Find the word "Default" in the listing; pull out each line holding it.

* * * *

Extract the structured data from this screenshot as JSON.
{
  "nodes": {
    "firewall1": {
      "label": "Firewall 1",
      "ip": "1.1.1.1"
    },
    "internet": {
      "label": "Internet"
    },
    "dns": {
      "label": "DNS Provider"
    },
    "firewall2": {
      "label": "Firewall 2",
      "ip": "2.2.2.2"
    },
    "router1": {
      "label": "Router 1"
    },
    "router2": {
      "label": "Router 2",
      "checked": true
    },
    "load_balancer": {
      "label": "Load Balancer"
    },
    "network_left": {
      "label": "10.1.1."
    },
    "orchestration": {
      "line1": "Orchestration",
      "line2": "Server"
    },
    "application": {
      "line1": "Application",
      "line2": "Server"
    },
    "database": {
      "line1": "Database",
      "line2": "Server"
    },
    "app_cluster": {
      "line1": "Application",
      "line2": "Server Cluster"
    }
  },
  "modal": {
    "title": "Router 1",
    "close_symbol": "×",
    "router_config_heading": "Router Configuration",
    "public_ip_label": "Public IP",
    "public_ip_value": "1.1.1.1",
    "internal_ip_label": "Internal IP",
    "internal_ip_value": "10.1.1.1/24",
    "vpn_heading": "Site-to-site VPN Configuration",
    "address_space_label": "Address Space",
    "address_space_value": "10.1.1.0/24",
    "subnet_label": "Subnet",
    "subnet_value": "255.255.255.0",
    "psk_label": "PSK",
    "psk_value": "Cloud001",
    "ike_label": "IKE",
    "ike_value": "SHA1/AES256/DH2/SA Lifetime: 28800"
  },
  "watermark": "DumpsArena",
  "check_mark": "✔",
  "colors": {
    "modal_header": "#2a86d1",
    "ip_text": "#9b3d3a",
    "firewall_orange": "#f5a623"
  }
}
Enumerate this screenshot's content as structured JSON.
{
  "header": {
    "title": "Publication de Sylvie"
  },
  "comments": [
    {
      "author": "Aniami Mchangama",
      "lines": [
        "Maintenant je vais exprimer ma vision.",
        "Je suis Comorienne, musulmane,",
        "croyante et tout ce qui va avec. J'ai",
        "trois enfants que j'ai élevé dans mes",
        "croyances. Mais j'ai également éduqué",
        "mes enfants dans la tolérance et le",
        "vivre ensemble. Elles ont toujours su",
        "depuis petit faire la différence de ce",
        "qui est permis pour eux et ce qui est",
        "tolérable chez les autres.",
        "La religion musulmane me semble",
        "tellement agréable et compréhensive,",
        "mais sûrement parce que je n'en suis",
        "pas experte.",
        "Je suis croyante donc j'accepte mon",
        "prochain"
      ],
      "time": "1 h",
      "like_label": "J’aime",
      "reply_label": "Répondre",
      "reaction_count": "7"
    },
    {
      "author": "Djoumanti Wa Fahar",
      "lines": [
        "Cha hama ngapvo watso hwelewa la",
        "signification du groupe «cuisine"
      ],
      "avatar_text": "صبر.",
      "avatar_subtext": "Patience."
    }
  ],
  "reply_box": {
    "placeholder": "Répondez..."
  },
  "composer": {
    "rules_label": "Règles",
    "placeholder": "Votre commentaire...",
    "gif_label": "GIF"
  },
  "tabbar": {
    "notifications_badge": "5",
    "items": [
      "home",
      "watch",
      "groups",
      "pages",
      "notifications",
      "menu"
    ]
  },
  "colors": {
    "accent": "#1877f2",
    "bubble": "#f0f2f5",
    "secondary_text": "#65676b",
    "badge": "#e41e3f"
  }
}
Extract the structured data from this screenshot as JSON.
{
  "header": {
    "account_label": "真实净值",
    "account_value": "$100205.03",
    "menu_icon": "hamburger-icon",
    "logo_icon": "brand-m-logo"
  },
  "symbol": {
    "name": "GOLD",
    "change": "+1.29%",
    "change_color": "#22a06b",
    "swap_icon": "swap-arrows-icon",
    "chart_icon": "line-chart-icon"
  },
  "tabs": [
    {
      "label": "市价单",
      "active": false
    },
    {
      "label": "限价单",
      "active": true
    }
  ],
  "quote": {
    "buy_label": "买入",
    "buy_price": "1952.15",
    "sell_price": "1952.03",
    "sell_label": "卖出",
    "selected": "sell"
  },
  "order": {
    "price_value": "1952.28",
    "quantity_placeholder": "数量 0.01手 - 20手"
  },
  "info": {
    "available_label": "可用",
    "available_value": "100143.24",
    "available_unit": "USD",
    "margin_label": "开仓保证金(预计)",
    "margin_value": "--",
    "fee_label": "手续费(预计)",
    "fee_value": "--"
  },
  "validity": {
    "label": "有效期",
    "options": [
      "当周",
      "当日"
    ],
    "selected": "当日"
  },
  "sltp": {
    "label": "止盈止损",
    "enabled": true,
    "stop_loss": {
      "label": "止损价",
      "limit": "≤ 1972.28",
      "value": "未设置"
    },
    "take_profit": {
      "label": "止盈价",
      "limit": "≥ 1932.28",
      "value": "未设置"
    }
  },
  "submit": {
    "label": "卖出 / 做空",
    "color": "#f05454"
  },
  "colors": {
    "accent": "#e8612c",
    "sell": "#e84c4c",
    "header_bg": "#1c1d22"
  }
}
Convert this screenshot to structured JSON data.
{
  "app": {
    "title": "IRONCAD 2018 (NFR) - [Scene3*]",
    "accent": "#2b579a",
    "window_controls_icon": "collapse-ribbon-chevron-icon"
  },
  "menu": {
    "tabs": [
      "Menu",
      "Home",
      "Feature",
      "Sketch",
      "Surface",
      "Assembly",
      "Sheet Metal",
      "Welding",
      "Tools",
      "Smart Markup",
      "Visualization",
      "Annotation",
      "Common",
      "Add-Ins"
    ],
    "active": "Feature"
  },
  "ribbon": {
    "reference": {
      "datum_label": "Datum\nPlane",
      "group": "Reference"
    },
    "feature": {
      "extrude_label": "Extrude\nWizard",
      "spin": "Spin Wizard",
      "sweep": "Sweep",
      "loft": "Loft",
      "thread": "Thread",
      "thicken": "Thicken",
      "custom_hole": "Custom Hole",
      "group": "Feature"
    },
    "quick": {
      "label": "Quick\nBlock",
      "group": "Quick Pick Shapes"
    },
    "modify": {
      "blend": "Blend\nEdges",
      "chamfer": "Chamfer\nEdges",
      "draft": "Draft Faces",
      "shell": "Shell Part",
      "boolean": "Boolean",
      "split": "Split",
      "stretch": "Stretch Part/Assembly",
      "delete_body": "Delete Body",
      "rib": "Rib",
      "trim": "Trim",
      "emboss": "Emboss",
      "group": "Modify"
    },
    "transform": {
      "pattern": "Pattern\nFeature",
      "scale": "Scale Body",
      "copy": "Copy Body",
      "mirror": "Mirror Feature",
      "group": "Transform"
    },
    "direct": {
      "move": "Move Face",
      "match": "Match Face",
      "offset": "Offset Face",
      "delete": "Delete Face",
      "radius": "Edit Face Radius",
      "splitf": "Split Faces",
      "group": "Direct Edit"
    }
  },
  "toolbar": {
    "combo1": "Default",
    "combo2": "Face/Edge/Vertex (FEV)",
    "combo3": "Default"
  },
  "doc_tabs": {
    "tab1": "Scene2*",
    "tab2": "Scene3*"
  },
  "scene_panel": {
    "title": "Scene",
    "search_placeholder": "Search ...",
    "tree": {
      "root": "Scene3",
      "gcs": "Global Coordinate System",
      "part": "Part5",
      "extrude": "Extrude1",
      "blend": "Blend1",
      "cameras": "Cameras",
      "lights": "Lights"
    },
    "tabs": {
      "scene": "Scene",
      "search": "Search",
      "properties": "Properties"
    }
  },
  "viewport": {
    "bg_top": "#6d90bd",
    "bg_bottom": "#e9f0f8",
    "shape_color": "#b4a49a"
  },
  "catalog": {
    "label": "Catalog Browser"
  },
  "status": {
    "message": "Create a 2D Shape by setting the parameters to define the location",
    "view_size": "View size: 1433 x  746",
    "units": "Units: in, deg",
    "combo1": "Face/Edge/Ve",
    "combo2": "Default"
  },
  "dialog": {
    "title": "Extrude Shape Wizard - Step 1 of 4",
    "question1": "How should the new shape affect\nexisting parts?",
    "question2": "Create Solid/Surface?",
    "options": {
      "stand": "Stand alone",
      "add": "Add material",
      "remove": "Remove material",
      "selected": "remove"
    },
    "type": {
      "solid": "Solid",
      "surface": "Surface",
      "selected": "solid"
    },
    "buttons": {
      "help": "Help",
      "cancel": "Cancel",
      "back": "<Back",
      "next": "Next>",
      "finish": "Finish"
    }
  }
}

* * * *

IN RESPONSE:
    "combo1": "Default",
    "combo3": "Default"
    "combo2": "Default"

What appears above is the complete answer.